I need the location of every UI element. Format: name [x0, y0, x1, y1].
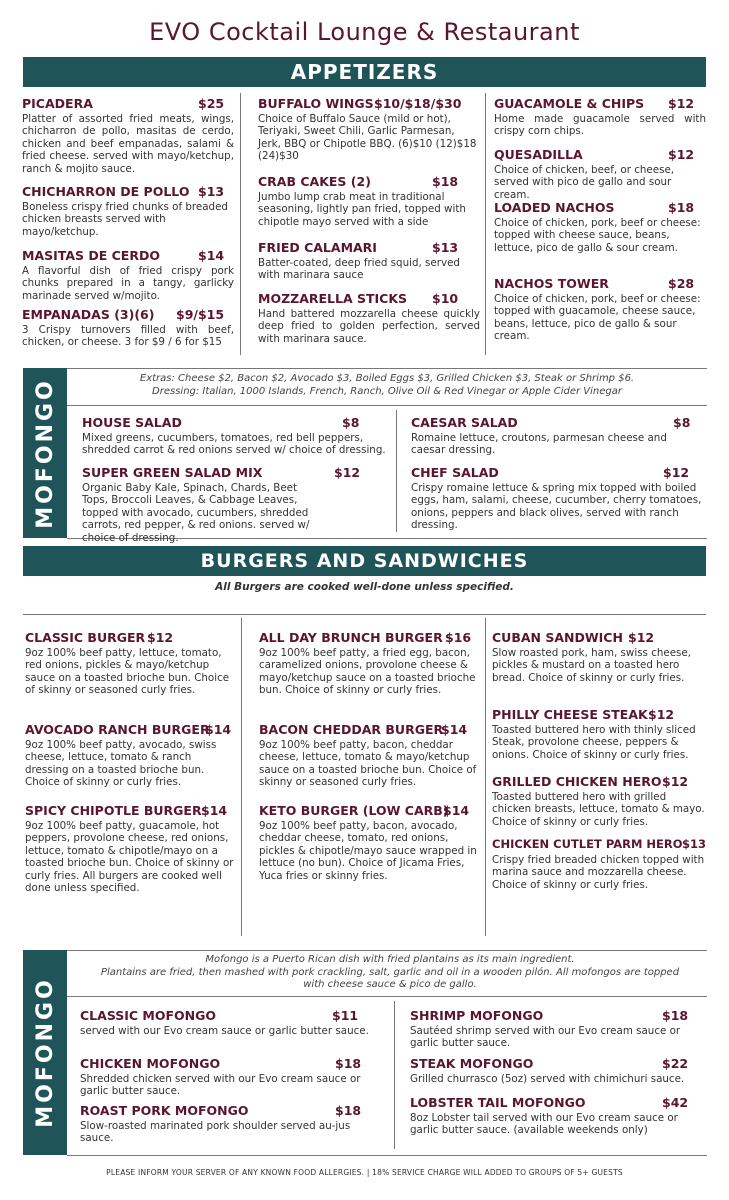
column-divider [241, 618, 242, 936]
appetizers-heading: APPETIZERS [23, 57, 706, 87]
menu-item-mozzarella-sticks: MOZZARELLA STICKS $10 Hand battered mozzarella cheese quickly deep fried to golden perfection, served with marinara sauce. [258, 291, 480, 345]
menu-item-philly-cheese-steak: PHILLY CHEESE STEAK $12 Toasted buttered hero with thinly sliced Steak, provolone cheese, peppers & onions. Choice of skinny or curly fries. [492, 707, 696, 761]
menu-item-steak-mofongo: STEAK MOFONGO $22 Grilled churrasco (5oz) served with chimichuri sauce. [410, 1056, 689, 1085]
menu-item-quesadilla: QUESADILLA $12 Choice of chicken, beef, or cheese, served with pico de gallo and sour cream. [494, 147, 695, 201]
menu-item-fried-calamari: FRIED CALAMARI $13 Batter-coated, deep fried squid, served with marinara sauce [258, 240, 460, 282]
menu-item-cuban-sandwich: CUBAN SANDWICH $12 Slow roasted pork, ham, swiss cheese, pickles & mustard on a toasted hero bread. Choice of skinny or curly fries. [492, 630, 692, 684]
column-divider [394, 1001, 395, 1149]
menu-item-chicken-mofongo: CHICKEN MOFONGO $18 Shredded chicken served with our Evo cream sauce or garlic butter sauce. [80, 1056, 362, 1098]
burgers-note: All Burgers are cooked well-done unless specified. [215, 581, 514, 593]
mofongo-intro-2: Plantains are fried, then mashed with pork crackling, salt, garlic and oil in a wooden pilón. All mofongos are topped with cheese sauce & pico de gallo. [100, 967, 680, 990]
section-border [23, 614, 706, 615]
section-border [67, 996, 707, 997]
menu-item-chef-salad: CHEF SALAD $12 Crispy romaine lettuce & spring mix topped with boiled eggs, ham, salami, cheese, cucumber, cherry tomatoes, onions, peppers and black olives, served with ranch dressing. [411, 465, 702, 532]
burgers-heading: BURGERS AND SANDWICHES [23, 546, 706, 576]
menu-item-grilled-chicken-hero: GRILLED CHICKEN HERO $12 Toasted buttered hero with grilled chicken breasts, lettuce, tomato & mayo. Choice of skinny or curly fries. [492, 774, 705, 828]
mofongo-intro-1: Mofongo is a Puerto Rican dish with fried plantains as its main ingredient. [205, 954, 575, 965]
menu-item-classic-burger: CLASSIC BURGER $12 9oz 100% beef patty, lettuce, tomato, red onions, pickles & mayo/ketchup sauce on a toasted brioche bun. Choice of skinny or seasoned curly fries. [25, 630, 230, 697]
menu-item-chicharron-de-pollo: CHICHARRON DE POLLO $13 Boneless crispy fried chunks of breaded chicken breasts served with mayo/ketchup. [22, 184, 228, 238]
column-divider [485, 93, 486, 355]
section-border [67, 405, 707, 406]
salad-extras: Extras: Cheese $2, Bacon $2, Avocado $3, Boiled Eggs $3, Grilled Chicken $3, Steak or Shrimp $6. [139, 373, 635, 384]
menu-item-shrimp-mofongo: SHRIMP MOFONGO $18 Sautéed shrimp served with our Evo cream sauce or garlic butter sauce. [410, 1008, 689, 1050]
menu-item-keto-burger: KETO BURGER (LOW CARB) $14 9oz 100% beef patty, bacon, avocado, cheddar cheese, tomato, red onions, pickles & chipotle/mayo sauce wrapped in lettuce (no bun). Choice of Jicama Fries, Yuca fries or skinny fries. [259, 803, 477, 882]
menu-item-chicken-cutlet-parm-hero: CHICKEN CUTLET PARM HERO $13 Crispy fried breaded chicken topped with marina sauce and mozzarella cheese. Choice of skinny or curly fries. [492, 837, 707, 891]
column-divider [396, 410, 397, 532]
menu-item-bacon-cheddar-burger: BACON CHEDDAR BURGER $14 9oz 100% beef patty, bacon, cheddar cheese, lettuce, tomato & mayo/ketchup sauce on a toasted brioche bun. Choice of skinny or seasoned curly fries. [259, 722, 477, 789]
mofongo-side-label: MOFONGO [23, 950, 67, 1155]
section-border [67, 368, 707, 369]
column-divider [240, 93, 241, 355]
menu-item-house-salad: HOUSE SALAD $8 Mixed greens, cucumbers, tomatoes, red bell peppers, shredded carrot & red onions served w/ choice of dressing. [82, 415, 386, 457]
menu-item-super-green-salad: SUPER GREEN SALAD MIX $12 Organic Baby Kale, Spinach, Chards, Beet Tops, Broccoli Leaves, & Cabbage Leaves, topped with avocado, cucumbers, shredded carrots, red pepper, & red onions. served w/ choice of dressing. [82, 465, 361, 544]
menu-item-masitas-de-cerdo: MASITAS DE CERDO $14 A flavorful dish of fried crispy pork chunks prepared in a tangy, garlicky marinade served w/mojito. [22, 248, 234, 302]
menu-item-caesar-salad: CAESAR SALAD $8 Romaine lettuce, croutons, parmesan cheese and caesar dressing. [411, 415, 691, 457]
menu-item-guacamole-chips: GUACAMOLE & CHIPS $12 Home made guacamole served with crispy corn chips. [494, 96, 706, 138]
salads-side-label: MOFONGO [23, 368, 67, 538]
menu-item-lobster-tail-mofongo: LOBSTER TAIL MOFONGO $42 8oz Lobster tail served with our Evo cream sauce or garlic butter sauce. (available weekends only) [410, 1095, 689, 1137]
menu-item-empanadas: EMPANADAS (3)(6) $9/$15 3 Crispy turnovers filled with beef, chicken, or cheese. 3 for $9 / 6 for $15 [22, 307, 234, 349]
menu-item-buffalo-wings: BUFFALO WINGS $10/$18/$30 Choice of Buffalo Sauce (mild or hot), Teriyaki, Sweet Chili, Garlic Parmesan, Jerk, BBQ or Chipotle BBQ. (6)$10 (12)$18 (24)$30 [258, 96, 477, 163]
menu-item-nachos-tower: NACHOS TOWER $28 Choice of chicken, pork, beef or cheese: topped with guacamole, cheese sauce, beans, lettuce, pico de gallo & sour cream. [494, 276, 701, 343]
menu-item-crab-cakes: CRAB CAKES (2) $18 Jumbo lump crab meat in traditional seasoning, lightly pan fried, topped with chipotle mayo served with a side [258, 174, 466, 228]
restaurant-title: EVO Cocktail Lounge & Restaurant [149, 18, 580, 46]
section-border [67, 950, 707, 951]
menu-item-all-day-brunch-burger: ALL DAY BRUNCH BURGER $16 9oz 100% beef patty, a fried egg, bacon, caramelized onions, provolone cheese & mayo/ketchup sauce on a toasted brioche bun. Choice of skinny or curly fries. [259, 630, 476, 697]
column-divider [485, 618, 486, 936]
menu-item-roast-pork-mofongo: ROAST PORK MOFONGO $18 Slow-roasted marinated pork shoulder served au-jus sauce. [80, 1103, 362, 1145]
menu-item-picadera: PICADERA $25 Platter of assorted fried meats, wings, chicharron de pollo, masitas de cerdo, chicken and beef empanadas, salami & fried cheese. served with mayo/ketchup, ranch & mojito sauce. [22, 96, 234, 175]
menu-item-spicy-chipotle-burger: SPICY CHIPOTLE BURGER $14 9oz 100% beef patty, guacamole, hot peppers, provolone cheese, red onions, lettuce, tomato & chipotle/mayo on a toasted brioche bun. Choice of skinny or curly fries. All burgers are cooked well done unless specified. [25, 803, 234, 895]
menu-item-loaded-nachos: LOADED NACHOS $18 Choice of chicken, pork, beef or cheese: topped with cheese sauce, beans, lettuce, pico de gallo & sour cream. [494, 200, 701, 254]
section-border [67, 1155, 707, 1156]
menu-item-avocado-ranch-burger: AVOCADO RANCH BURGER $14 9oz 100% beef patty, avocado, swiss cheese, lettuce, tomato & ranch dressing on a toasted brioche bun. Choice of skinny or curly fries. [25, 722, 232, 789]
footer-notice: PLEASE INFORM YOUR SERVER OF ANY KNOWN FOOD ALLERGIES. | 18% SERVICE CHARGE WILL ADDED TO GROUPS OF 5+ GUESTS [106, 1168, 623, 1177]
menu-item-classic-mofongo: CLASSIC MOFONGO $11 served with our Evo cream sauce or garlic butter sauce. [80, 1008, 369, 1037]
salad-dressing: Dressing: Italian, 1000 Islands, French, Ranch, Olive Oil & Red Vinegar or Apple Cider Vinegar [152, 386, 622, 397]
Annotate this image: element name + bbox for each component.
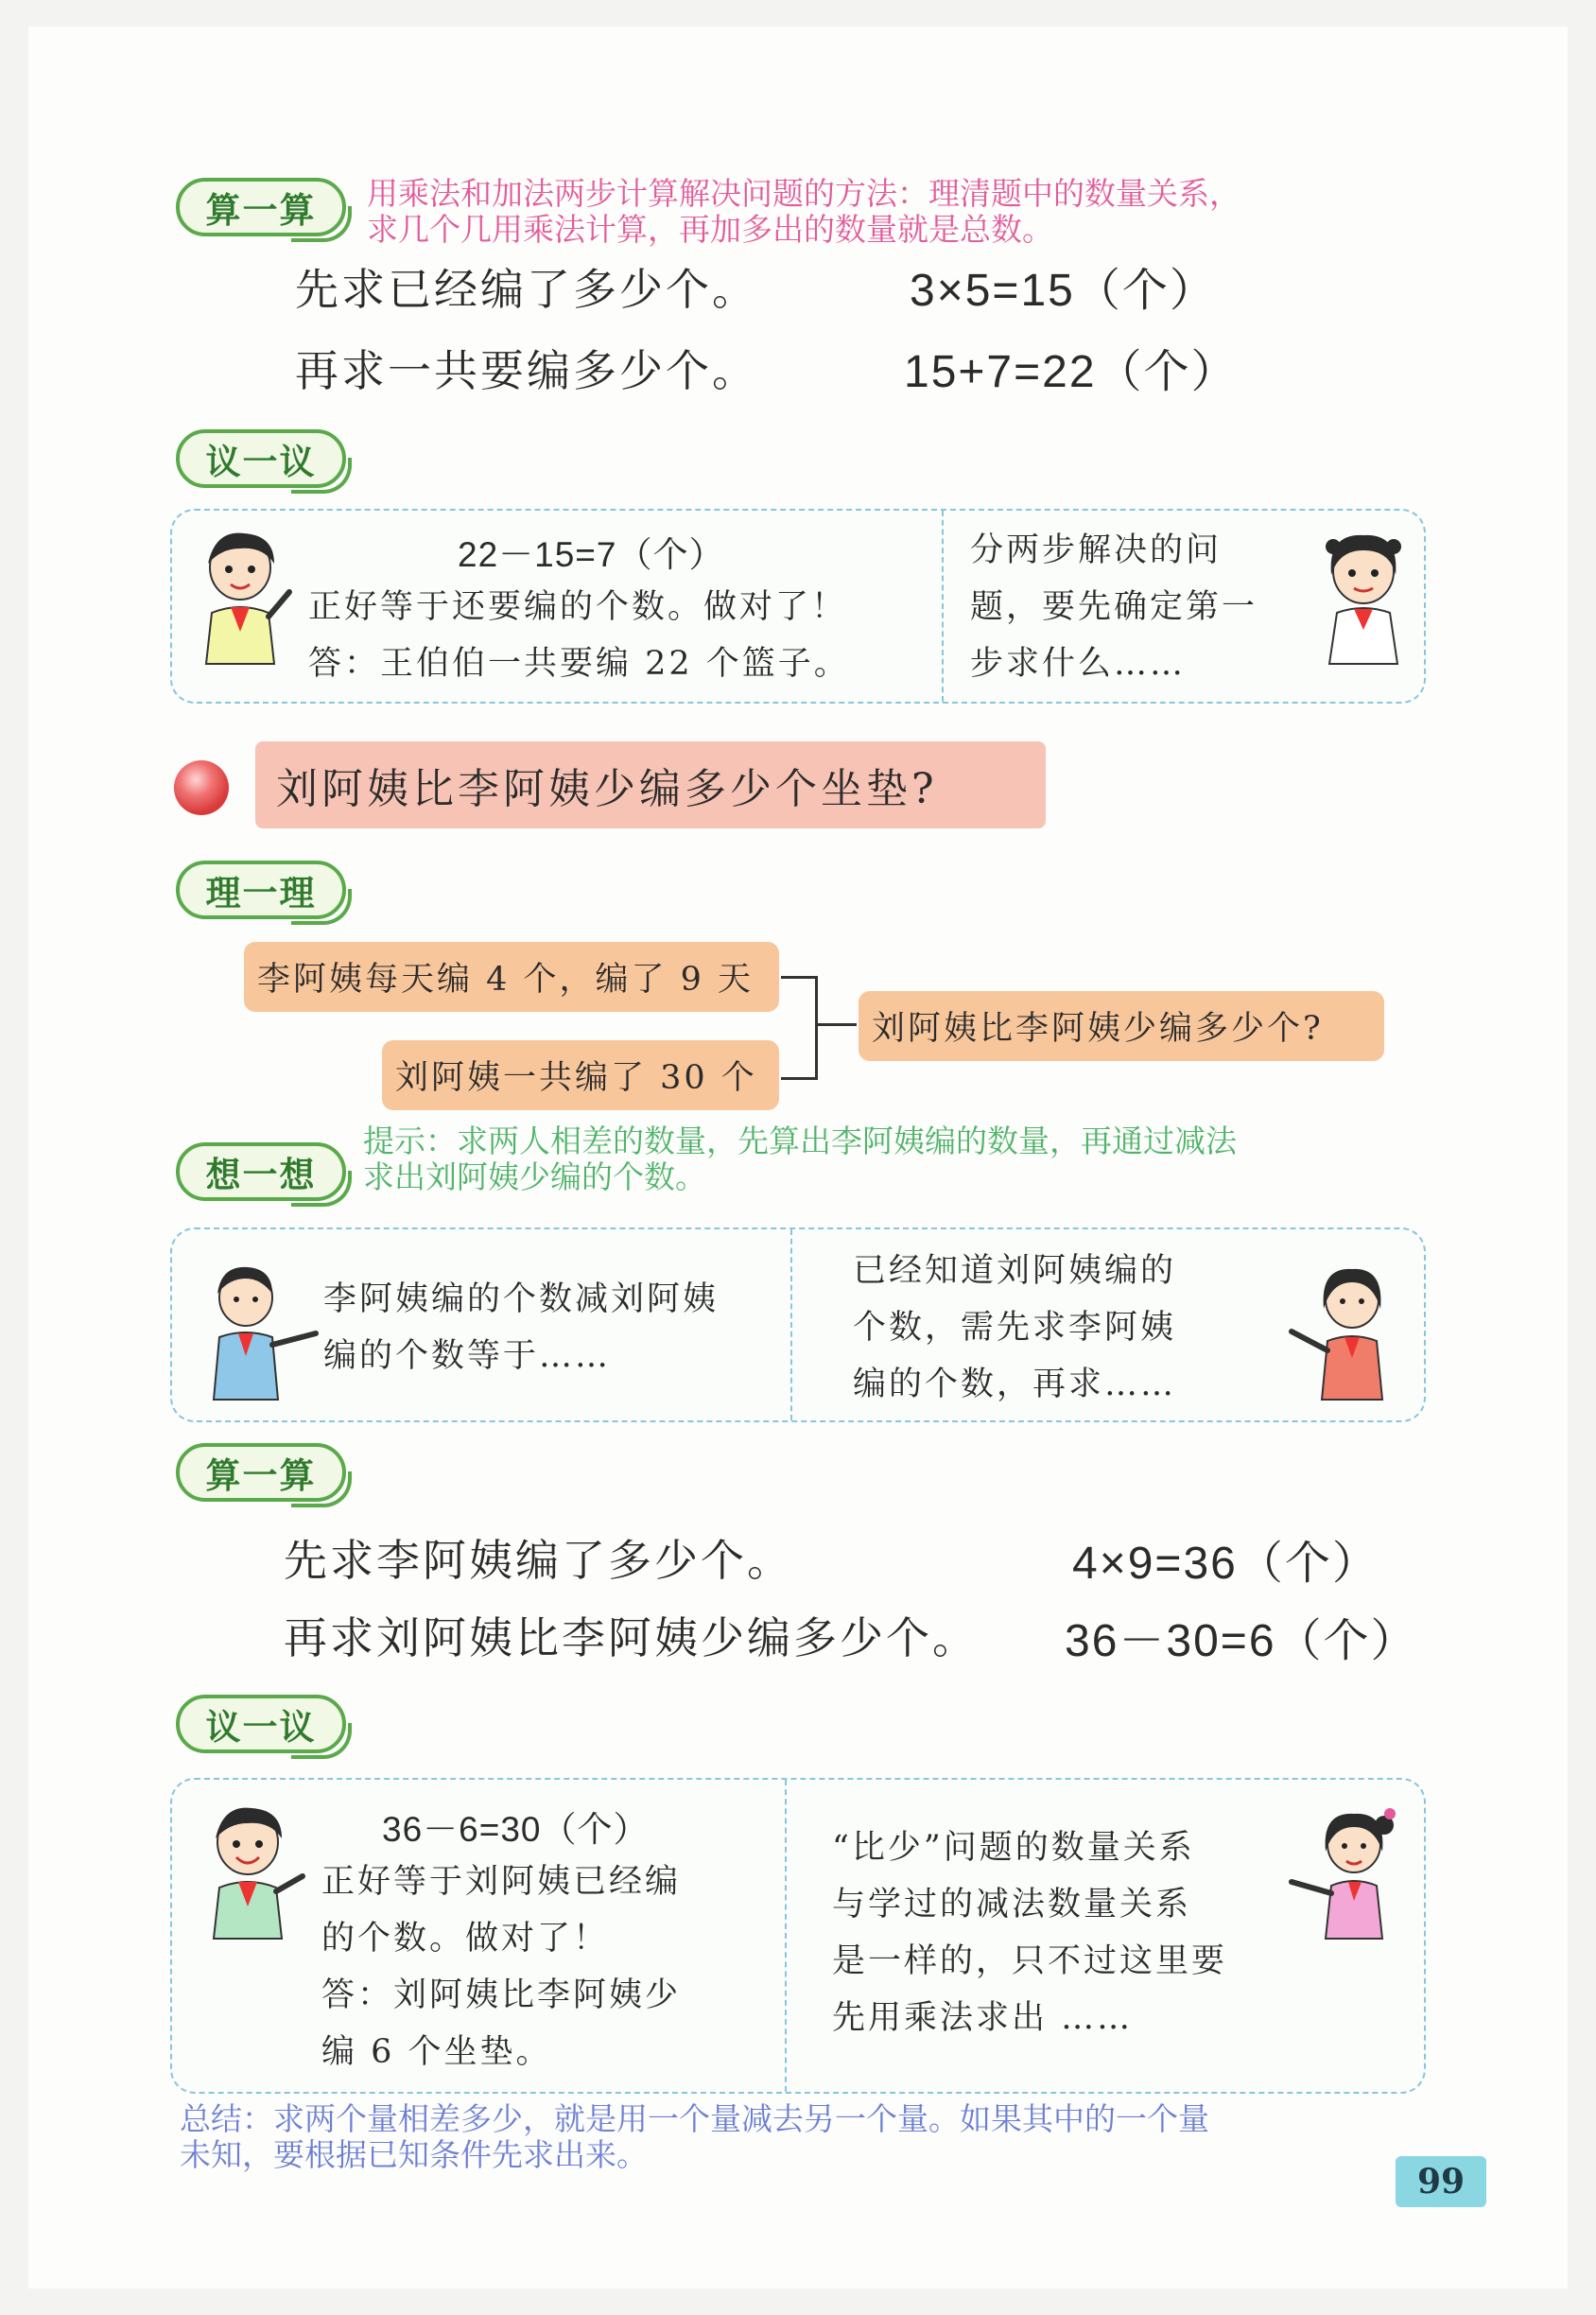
section-tag-calculate-1: 算一算 [176, 178, 346, 236]
girl-gesturing-icon [1278, 1258, 1401, 1405]
think-left-line1: 李阿姨编的个数减刘阿姨 [323, 1280, 720, 1318]
discussion-divider-1 [942, 511, 944, 702]
summary-note [180, 2101, 1428, 2173]
section-tag-discuss-2: 议一议 [176, 1695, 346, 1753]
method-note [367, 176, 1426, 248]
condition-2: 刘阿姨一共编了 30 个 [382, 1040, 779, 1110]
think-right-line1: 已经知道刘阿姨编的 [853, 1252, 1177, 1290]
section-tag-organize: 理一理 [176, 861, 346, 919]
think-divider [790, 1229, 792, 1420]
summary-line1: 总结：求两个量相差多少，就是用一个量减去另一个量。如果其中的一个量 [180, 2100, 1209, 2137]
discuss1-tip-line3: 步求什么…… [970, 645, 1187, 683]
boy-pointing-icon [187, 526, 293, 668]
discuss2-left-line3: 的个数。做对了！ [321, 1920, 610, 1958]
discuss2-tip-line3: 是一样的，只不过这里要 [832, 1942, 1228, 1980]
discuss2-tip-line4: 先用乘法求出 …… [832, 1999, 1134, 2037]
step4-equation: 36－30=6（个） [1065, 1616, 1418, 1666]
think-right-line3: 编的个数，再求…… [853, 1366, 1177, 1403]
boy-smiling-icon [195, 1801, 308, 1942]
discussion-divider-2 [785, 1780, 787, 2092]
girl-icon [1314, 526, 1413, 668]
step2-text: 再求一共要编多少个。 [295, 345, 758, 396]
discuss2-left-line2: 正好等于刘阿姨已经编 [321, 1863, 682, 1901]
girl-pigtails-icon [1280, 1801, 1403, 1942]
discuss2-answer-line1: 答：刘阿姨比李阿姨少 [321, 1976, 682, 2014]
discuss1-tip-line2: 题，要先确定第一 [970, 588, 1258, 626]
section-tag-calculate-2: 算一算 [176, 1443, 346, 1502]
section-tag-discuss-1: 议一议 [176, 429, 346, 488]
hint-note-line2: 求出刘阿姨少编的个数。 [363, 1158, 706, 1195]
hint-note-line1: 提示：求两人相差的数量，先算出李阿姨编的数量，再通过减法 [363, 1123, 1237, 1159]
step4-text: 再求刘阿姨比李阿姨少编多少个。 [284, 1612, 979, 1663]
condition-1: 李阿姨每天编 4 个，编了 9 天 [244, 942, 779, 1012]
red-ball-icon [170, 757, 233, 819]
discuss1-line2: 正好等于还要编的个数。做对了！ [308, 588, 848, 626]
discuss2-tip-line2: 与学过的减法数量关系 [832, 1886, 1192, 1923]
hint-note [363, 1123, 1422, 1195]
question-title: 刘阿姨比李阿姨少编多少个坐垫? [255, 741, 1046, 828]
step2-equation: 15+7=22（个） [904, 347, 1239, 397]
discuss2-equation: 36－6=30（个） [382, 1810, 650, 1849]
boy-gesturing-icon [193, 1258, 325, 1405]
step1-text: 先求已经编了多少个。 [295, 264, 758, 315]
section-tag-think: 想一想 [176, 1142, 346, 1201]
step3-equation: 4×9=36（个） [1072, 1539, 1379, 1589]
think-left-line2: 编的个数等于…… [323, 1337, 612, 1375]
discuss1-answer: 答：王伯伯一共要编 22 个篮子。 [308, 645, 850, 683]
think-right-line2: 个数，需先求李阿姨 [853, 1309, 1177, 1347]
method-note-line2: 求几个几用乘法计算，再加多出的数量就是总数。 [367, 211, 1053, 248]
bracket-line [781, 976, 818, 1080]
discuss2-answer-line2: 编 6 个坐垫。 [321, 2033, 552, 2071]
step3-text: 先求李阿姨编了多少个。 [284, 1535, 793, 1586]
discuss2-tip-line1: “比少”问题的数量关系 [832, 1829, 1195, 1867]
organize-question: 刘阿姨比李阿姨少编多少个? [859, 991, 1384, 1061]
step1-equation: 3×5=15（个） [910, 266, 1217, 316]
discuss1-tip-line1: 分两步解决的问 [970, 531, 1223, 569]
page-number: 99 [1396, 2156, 1486, 2207]
summary-line2: 未知，要根据已知条件先求出来。 [180, 2136, 648, 2173]
bracket-connector [815, 1023, 857, 1026]
method-note-line1: 用乘法和加法两步计算解决问题的方法：理清题中的数量关系， [367, 175, 1240, 212]
discuss1-equation: 22－15=7（个） [458, 535, 725, 574]
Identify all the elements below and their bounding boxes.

__WHAT THE TASK ASKS__: Turn the lines of the records into a numbered list, starting with the line that contains "section-tag-calculate-1: 算一算 [176, 178, 346, 236]" and going on through the line that contains "think-right-line1: 已经知道刘阿姨编的 [853, 1252, 1177, 1290]", with blank lines left out.

__CORRECT OUTPUT__:
1. section-tag-calculate-1: 算一算 [176, 178, 346, 236]
2. girl-gesturing-icon [1278, 1258, 1401, 1405]
3. think-left-line1: 李阿姨编的个数减刘阿姨 [323, 1280, 720, 1318]
4. discussion-divider-1 [942, 511, 944, 702]
5. summary-note [180, 2101, 1428, 2173]
6. section-tag-discuss-2: 议一议 [176, 1695, 346, 1753]
7. method-note [367, 176, 1426, 248]
8. condition-2: 刘阿姨一共编了 30 个 [382, 1040, 779, 1110]
9. think-right-line1: 已经知道刘阿姨编的 [853, 1252, 1177, 1290]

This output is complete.